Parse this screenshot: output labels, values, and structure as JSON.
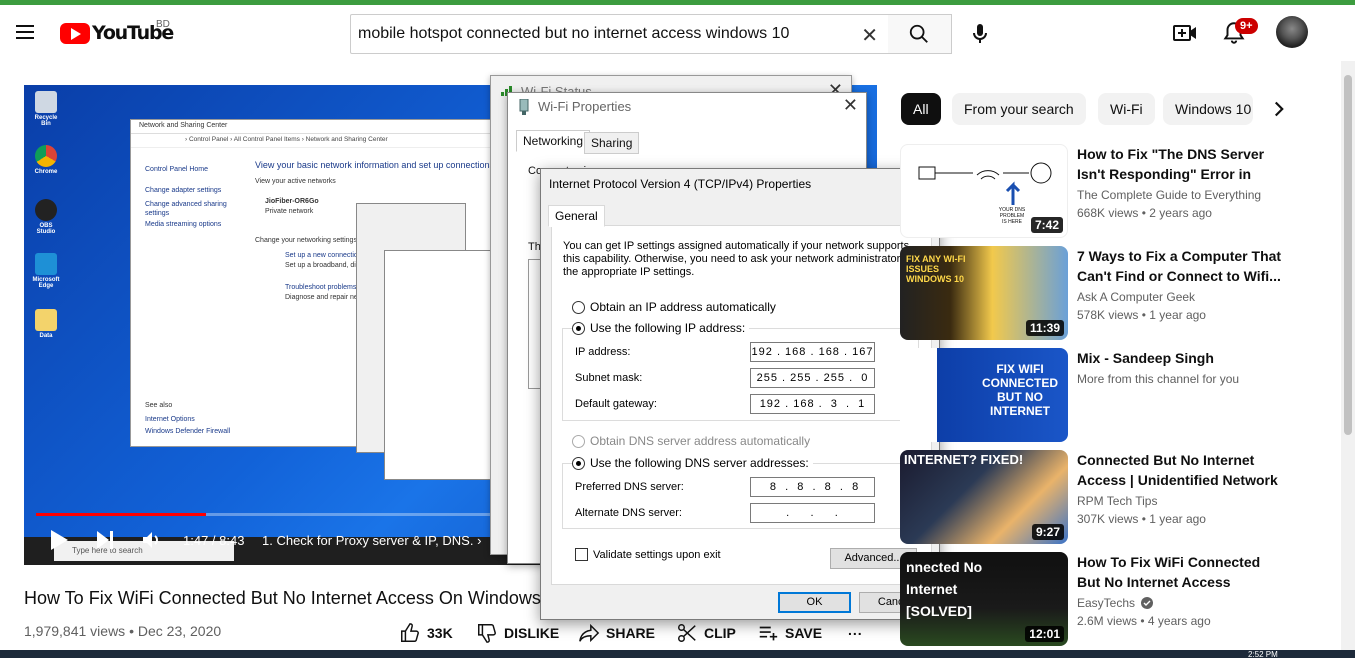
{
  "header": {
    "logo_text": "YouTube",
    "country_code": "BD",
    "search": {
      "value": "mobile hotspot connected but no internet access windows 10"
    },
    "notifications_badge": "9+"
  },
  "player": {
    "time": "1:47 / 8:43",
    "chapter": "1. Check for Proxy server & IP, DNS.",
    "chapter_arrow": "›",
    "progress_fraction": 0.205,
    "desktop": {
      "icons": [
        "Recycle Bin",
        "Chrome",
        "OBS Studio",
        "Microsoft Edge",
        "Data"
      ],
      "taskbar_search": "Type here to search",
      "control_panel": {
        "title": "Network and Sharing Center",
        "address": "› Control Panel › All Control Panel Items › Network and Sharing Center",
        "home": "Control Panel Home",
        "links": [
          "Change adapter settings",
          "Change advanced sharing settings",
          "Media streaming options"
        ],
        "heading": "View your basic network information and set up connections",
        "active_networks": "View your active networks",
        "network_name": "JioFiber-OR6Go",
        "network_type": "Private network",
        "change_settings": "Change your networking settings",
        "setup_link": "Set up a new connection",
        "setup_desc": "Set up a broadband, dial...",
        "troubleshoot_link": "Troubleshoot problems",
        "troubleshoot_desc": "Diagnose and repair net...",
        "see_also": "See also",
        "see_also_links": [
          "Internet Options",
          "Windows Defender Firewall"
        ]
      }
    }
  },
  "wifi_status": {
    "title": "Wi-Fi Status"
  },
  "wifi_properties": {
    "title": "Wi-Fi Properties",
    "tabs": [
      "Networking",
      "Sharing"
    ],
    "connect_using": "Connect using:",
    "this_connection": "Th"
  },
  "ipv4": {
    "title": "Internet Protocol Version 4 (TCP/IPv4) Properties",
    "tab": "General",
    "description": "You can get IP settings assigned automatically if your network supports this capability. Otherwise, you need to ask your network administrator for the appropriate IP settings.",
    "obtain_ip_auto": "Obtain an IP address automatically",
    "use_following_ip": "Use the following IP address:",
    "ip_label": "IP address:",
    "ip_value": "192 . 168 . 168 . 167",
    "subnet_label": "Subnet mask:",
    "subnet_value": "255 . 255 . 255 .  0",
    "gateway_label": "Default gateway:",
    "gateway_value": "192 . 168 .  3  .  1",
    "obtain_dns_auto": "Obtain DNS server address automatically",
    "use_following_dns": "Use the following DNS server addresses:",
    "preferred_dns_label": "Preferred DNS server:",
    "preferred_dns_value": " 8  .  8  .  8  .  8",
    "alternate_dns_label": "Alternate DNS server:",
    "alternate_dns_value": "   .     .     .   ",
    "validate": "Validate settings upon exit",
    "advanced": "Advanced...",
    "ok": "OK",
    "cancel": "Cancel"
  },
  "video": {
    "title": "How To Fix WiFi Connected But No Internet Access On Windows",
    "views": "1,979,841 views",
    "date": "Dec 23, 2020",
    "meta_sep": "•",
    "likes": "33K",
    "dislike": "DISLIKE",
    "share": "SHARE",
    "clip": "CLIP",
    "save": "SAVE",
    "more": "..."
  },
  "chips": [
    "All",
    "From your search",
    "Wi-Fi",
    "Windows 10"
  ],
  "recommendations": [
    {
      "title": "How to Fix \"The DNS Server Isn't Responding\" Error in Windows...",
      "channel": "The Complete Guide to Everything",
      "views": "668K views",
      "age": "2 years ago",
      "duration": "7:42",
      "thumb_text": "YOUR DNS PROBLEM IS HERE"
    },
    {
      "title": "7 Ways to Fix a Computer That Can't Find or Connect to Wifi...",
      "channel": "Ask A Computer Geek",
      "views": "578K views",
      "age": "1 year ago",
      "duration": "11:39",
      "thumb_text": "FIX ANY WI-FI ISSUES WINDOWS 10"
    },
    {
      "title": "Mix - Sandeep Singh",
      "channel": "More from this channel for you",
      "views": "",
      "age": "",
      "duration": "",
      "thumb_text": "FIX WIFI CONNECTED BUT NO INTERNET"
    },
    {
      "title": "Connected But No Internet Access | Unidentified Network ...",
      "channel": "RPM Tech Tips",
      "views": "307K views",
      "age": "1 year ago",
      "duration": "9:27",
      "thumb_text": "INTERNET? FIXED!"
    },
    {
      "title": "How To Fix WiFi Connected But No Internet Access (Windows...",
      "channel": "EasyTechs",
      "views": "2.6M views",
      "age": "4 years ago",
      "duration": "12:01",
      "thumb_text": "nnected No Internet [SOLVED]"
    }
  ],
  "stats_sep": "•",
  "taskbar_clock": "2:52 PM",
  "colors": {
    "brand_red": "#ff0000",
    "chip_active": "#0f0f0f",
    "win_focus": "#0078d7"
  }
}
...
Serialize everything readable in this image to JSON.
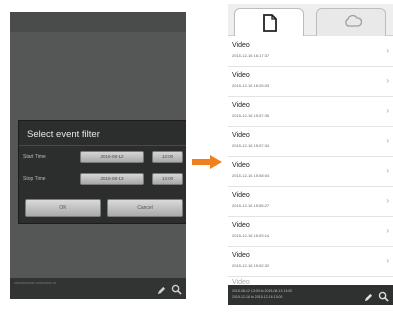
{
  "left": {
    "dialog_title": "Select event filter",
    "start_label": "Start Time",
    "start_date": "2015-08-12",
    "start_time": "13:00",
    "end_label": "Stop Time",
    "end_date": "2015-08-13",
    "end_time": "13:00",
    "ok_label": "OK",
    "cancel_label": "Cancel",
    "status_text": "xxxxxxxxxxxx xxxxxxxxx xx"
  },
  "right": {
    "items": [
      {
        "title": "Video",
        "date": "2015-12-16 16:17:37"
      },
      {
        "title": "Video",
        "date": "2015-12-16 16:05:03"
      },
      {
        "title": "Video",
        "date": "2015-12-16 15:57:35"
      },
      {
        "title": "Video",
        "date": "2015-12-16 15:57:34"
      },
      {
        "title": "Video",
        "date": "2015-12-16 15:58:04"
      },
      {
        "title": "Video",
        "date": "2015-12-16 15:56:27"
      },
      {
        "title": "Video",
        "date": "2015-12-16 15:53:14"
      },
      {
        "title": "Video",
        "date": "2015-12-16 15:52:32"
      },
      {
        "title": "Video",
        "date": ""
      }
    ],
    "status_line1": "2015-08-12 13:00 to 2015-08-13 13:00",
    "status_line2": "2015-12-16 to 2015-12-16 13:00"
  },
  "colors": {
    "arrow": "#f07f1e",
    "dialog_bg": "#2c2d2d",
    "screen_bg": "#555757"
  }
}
--
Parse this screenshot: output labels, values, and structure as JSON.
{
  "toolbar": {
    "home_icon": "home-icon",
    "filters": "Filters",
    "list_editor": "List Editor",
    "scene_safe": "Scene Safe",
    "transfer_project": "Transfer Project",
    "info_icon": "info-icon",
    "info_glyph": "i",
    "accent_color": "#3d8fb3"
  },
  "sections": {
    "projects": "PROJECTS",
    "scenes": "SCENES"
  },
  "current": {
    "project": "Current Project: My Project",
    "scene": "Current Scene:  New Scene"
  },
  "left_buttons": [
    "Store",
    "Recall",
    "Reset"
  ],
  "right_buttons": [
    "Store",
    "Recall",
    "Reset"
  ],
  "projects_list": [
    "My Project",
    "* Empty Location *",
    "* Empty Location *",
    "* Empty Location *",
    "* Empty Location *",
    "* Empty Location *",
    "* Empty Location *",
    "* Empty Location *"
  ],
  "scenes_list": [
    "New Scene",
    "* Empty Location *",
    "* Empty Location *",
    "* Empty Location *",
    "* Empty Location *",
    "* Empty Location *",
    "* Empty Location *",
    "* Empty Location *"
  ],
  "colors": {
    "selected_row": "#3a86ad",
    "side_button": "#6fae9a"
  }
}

Written task » Report how many lines in the records hold the word "channel", giving the number and nothing else.

Written solution » 5